**Task prompt:** Reproduce the data exactly, leaving nothing out.

*** The data Section Begins ***

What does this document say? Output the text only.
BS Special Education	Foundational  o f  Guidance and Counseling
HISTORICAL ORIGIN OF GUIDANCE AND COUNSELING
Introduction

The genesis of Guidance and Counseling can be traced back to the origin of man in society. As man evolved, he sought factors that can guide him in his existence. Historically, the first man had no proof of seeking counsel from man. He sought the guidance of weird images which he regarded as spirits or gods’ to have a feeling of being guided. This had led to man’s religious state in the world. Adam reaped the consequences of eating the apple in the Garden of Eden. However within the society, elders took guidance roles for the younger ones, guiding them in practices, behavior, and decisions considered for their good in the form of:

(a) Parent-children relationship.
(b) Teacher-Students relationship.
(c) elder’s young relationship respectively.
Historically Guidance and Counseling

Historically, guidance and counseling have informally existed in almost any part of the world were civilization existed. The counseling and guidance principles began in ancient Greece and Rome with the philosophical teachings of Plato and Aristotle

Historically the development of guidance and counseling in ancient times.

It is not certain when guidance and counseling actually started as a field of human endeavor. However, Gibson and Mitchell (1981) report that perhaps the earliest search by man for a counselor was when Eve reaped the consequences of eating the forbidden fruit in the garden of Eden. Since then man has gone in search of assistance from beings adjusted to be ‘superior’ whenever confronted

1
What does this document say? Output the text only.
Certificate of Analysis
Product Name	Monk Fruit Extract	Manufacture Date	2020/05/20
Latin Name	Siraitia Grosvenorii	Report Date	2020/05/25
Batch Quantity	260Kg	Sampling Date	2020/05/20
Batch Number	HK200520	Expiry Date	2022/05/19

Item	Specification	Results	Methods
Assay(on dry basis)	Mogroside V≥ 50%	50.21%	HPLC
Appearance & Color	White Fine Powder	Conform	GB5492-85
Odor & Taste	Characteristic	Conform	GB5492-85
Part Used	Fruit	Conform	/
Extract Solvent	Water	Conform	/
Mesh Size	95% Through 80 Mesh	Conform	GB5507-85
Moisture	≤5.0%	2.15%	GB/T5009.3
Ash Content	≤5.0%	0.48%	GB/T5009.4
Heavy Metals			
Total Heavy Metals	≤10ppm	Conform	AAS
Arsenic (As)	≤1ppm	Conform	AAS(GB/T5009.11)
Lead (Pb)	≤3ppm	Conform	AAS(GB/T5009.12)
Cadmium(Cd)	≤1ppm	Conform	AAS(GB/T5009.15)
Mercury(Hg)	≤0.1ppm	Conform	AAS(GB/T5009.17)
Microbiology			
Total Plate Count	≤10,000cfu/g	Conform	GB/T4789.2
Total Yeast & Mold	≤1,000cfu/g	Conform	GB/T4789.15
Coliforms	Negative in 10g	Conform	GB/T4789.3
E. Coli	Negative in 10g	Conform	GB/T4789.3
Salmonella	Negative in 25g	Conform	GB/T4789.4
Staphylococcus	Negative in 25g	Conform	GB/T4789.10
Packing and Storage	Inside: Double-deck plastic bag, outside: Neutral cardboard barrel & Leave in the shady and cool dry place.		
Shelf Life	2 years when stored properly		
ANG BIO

*** The data Section Ends ***

**Written response:**
What does this document say? Output the text only.
BS Special Education	Foundational  o f  Guidance and Counseling
HISTORICAL ORIGIN OF GUIDANCE AND COUNSELING
Introduction

The genesis of Guidance and Counseling can be traced back to the origin of man in society. As man evolved, he sought factors that can guide him in his existence. Historically, the first man had no proof of seeking counsel from man. He sought the guidance of weird images which he regarded as spirits or gods’ to have a feeling of being guided. This had led to man’s religious state in the world. Adam reaped the consequences of eating the apple in the Garden of Eden. However within the society, elders took guidance roles for the younger ones, guiding them in practices, behavior, and decisions considered for their good in the form of:

(a) Parent-children relationship.
(b) Teacher-Students relationship.
(c) elder’s young relationship respectively.
Historically Guidance and Counseling

Historically, guidance and counseling have informally existed in almost any part of the world were civilization existed. The counseling and guidance principles began in ancient Greece and Rome with the philosophical teachings of Plato and Aristotle

Historically the development of guidance and counseling in ancient times.

It is not certain when guidance and counseling actually started as a field of human endeavor. However, Gibson and Mitchell (1981) report that perhaps the earliest search by man for a counselor was when Eve reaped the consequences of eating the forbidden fruit in the garden of Eden. Since then man has gone in search of assistance from beings adjusted to be ‘superior’ whenever confronted

1
What does this document say? Output the text only.
Certificate of Analysis
Product Name	Monk Fruit Extract	Manufacture Date	2020/05/20
Latin Name	Siraitia Grosvenorii	Report Date	2020/05/25
Batch Quantity	260Kg	Sampling Date	2020/05/20
Batch Number	HK200520	Expiry Date	2022/05/19

Item	Specification	Results	Methods
Assay(on dry basis)	Mogroside V≥ 50%	50.21%	HPLC
Appearance & Color	White Fine Powder	Conform	GB5492-85
Odor & Taste	Characteristic	Conform	GB5492-85
Part Used	Fruit	Conform	/
Extract Solvent	Water	Conform	/
Mesh Size	95% Through 80 Mesh	Conform	GB5507-85
Moisture	≤5.0%	2.15%	GB/T5009.3
Ash Content	≤5.0%	0.48%	GB/T5009.4
Heavy Metals			
Total Heavy Metals	≤10ppm	Conform	AAS
Arsenic (As)	≤1ppm	Conform	AAS(GB/T5009.11)
Lead (Pb)	≤3ppm	Conform	AAS(GB/T5009.12)
Cadmium(Cd)	≤1ppm	Conform	AAS(GB/T5009.15)
Mercury(Hg)	≤0.1ppm	Conform	AAS(GB/T5009.17)
Microbiology			
Total Plate Count	≤10,000cfu/g	Conform	GB/T4789.2
Total Yeast & Mold	≤1,000cfu/g	Conform	GB/T4789.15
Coliforms	Negative in 10g	Conform	GB/T4789.3
E. Coli	Negative in 10g	Conform	GB/T4789.3
Salmonella	Negative in 25g	Conform	GB/T4789.4
Staphylococcus	Negative in 25g	Conform	GB/T4789.10
Packing and Storage	Inside: Double-deck plastic bag, outside: Neutral cardboard barrel & Leave in the shady and cool dry place.		
Shelf Life	2 years when stored properly		
ANG BIO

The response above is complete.